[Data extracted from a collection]

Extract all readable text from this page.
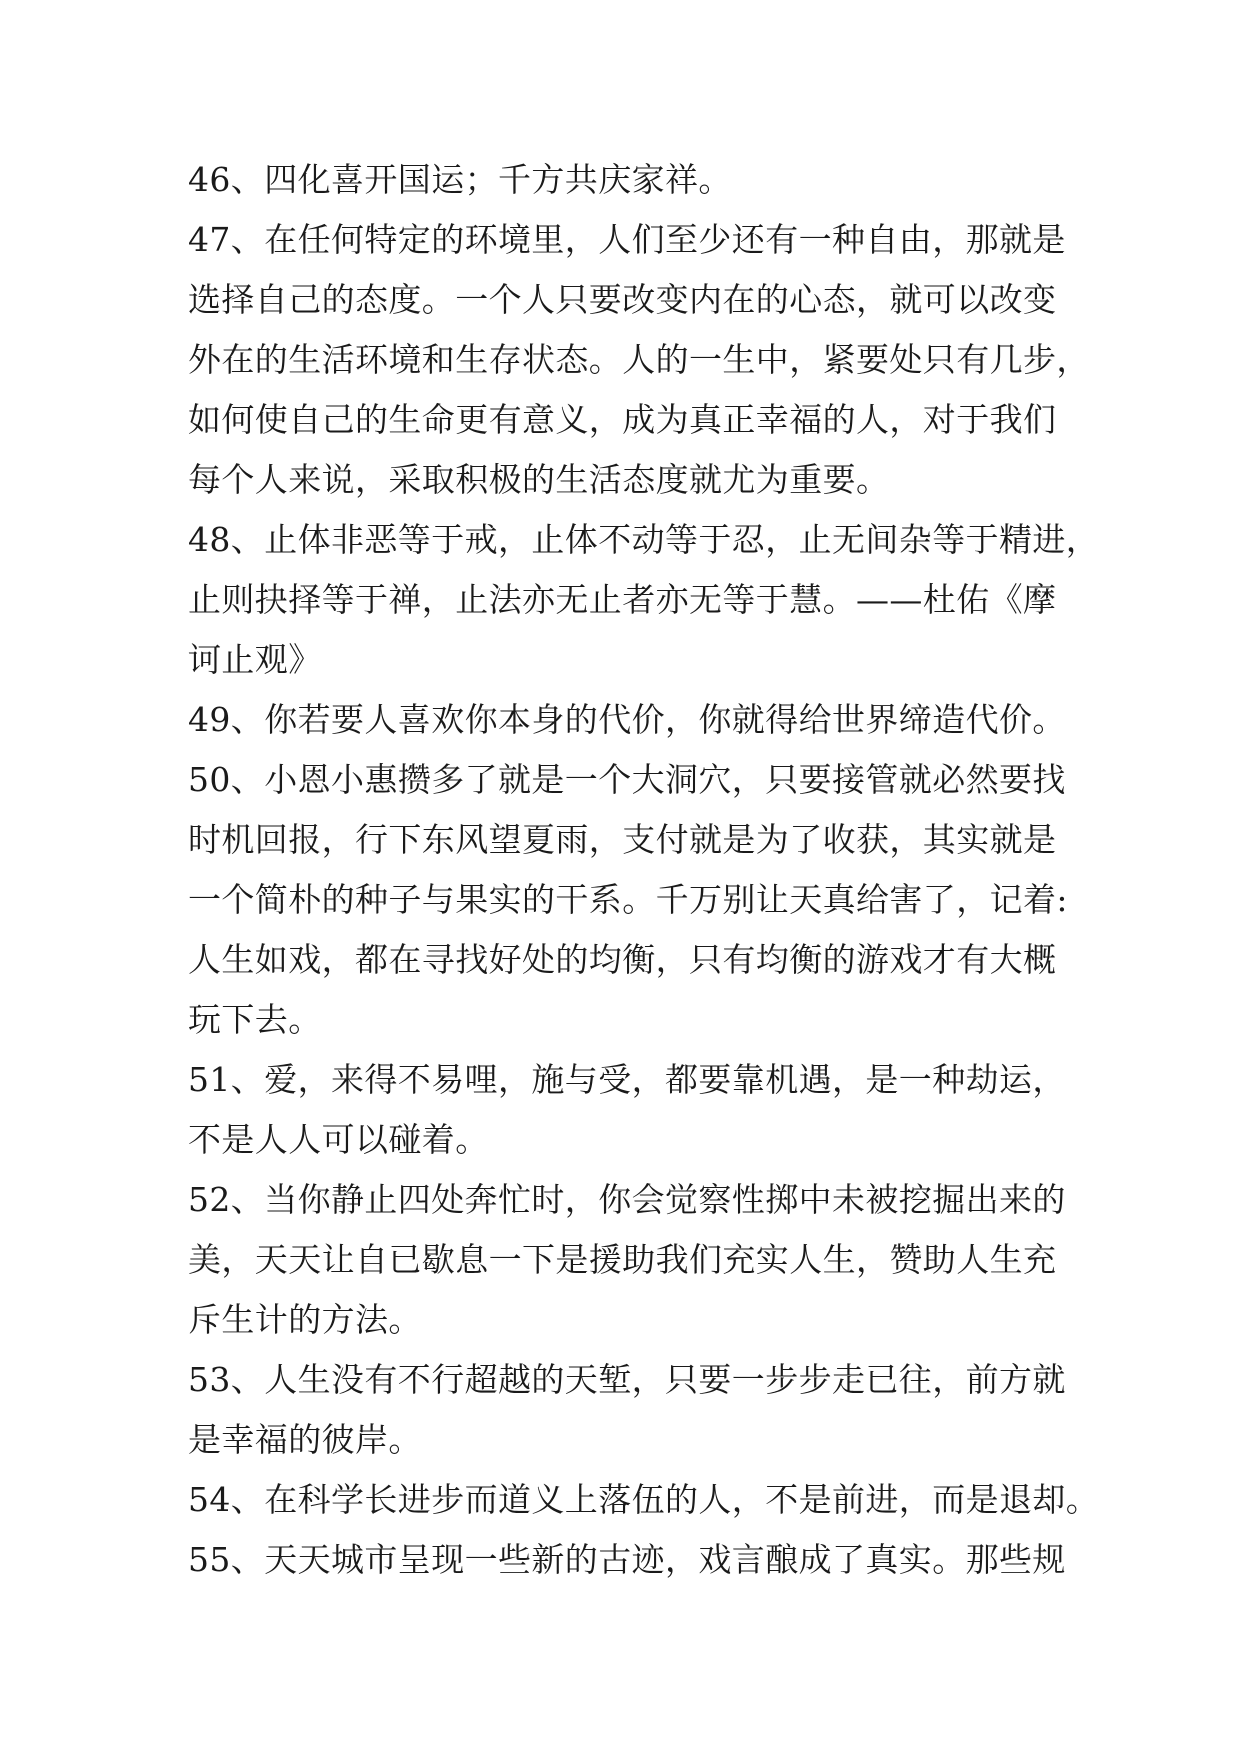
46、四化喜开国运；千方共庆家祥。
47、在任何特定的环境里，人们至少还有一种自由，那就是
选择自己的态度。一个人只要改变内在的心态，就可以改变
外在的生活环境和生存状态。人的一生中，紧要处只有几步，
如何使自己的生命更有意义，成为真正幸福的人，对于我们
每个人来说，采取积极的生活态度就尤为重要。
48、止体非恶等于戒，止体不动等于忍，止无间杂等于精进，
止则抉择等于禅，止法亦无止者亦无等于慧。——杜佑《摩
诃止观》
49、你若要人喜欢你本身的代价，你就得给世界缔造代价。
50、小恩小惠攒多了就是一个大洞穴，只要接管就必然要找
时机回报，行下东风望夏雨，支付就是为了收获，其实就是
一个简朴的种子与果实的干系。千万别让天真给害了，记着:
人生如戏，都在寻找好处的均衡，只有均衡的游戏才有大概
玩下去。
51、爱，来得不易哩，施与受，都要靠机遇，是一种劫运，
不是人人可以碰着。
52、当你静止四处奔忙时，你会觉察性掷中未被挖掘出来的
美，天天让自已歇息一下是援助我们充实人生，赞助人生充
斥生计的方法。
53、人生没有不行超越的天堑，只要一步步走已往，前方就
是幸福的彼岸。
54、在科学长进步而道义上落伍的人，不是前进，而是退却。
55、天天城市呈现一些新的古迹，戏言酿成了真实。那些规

Given instruction – Using the data above, write out every line exactly, leaving the images behind.

Expected answer –
Extract all readable text from this page.
46、四化喜开国运；千方共庆家祥。
47、在任何特定的环境里，人们至少还有一种自由，那就是
选择自己的态度。一个人只要改变内在的心态，就可以改变
外在的生活环境和生存状态。人的一生中，紧要处只有几步，
如何使自己的生命更有意义，成为真正幸福的人，对于我们
每个人来说，采取积极的生活态度就尤为重要。
48、止体非恶等于戒，止体不动等于忍，止无间杂等于精进，
止则抉择等于禅，止法亦无止者亦无等于慧。——杜佑《摩
诃止观》
49、你若要人喜欢你本身的代价，你就得给世界缔造代价。
50、小恩小惠攒多了就是一个大洞穴，只要接管就必然要找
时机回报，行下东风望夏雨，支付就是为了收获，其实就是
一个简朴的种子与果实的干系。千万别让天真给害了，记着:
人生如戏，都在寻找好处的均衡，只有均衡的游戏才有大概
玩下去。
51、爱，来得不易哩，施与受，都要靠机遇，是一种劫运，
不是人人可以碰着。
52、当你静止四处奔忙时，你会觉察性掷中未被挖掘出来的
美，天天让自已歇息一下是援助我们充实人生，赞助人生充
斥生计的方法。
53、人生没有不行超越的天堑，只要一步步走已往，前方就
是幸福的彼岸。
54、在科学长进步而道义上落伍的人，不是前进，而是退却。
55、天天城市呈现一些新的古迹，戏言酿成了真实。那些规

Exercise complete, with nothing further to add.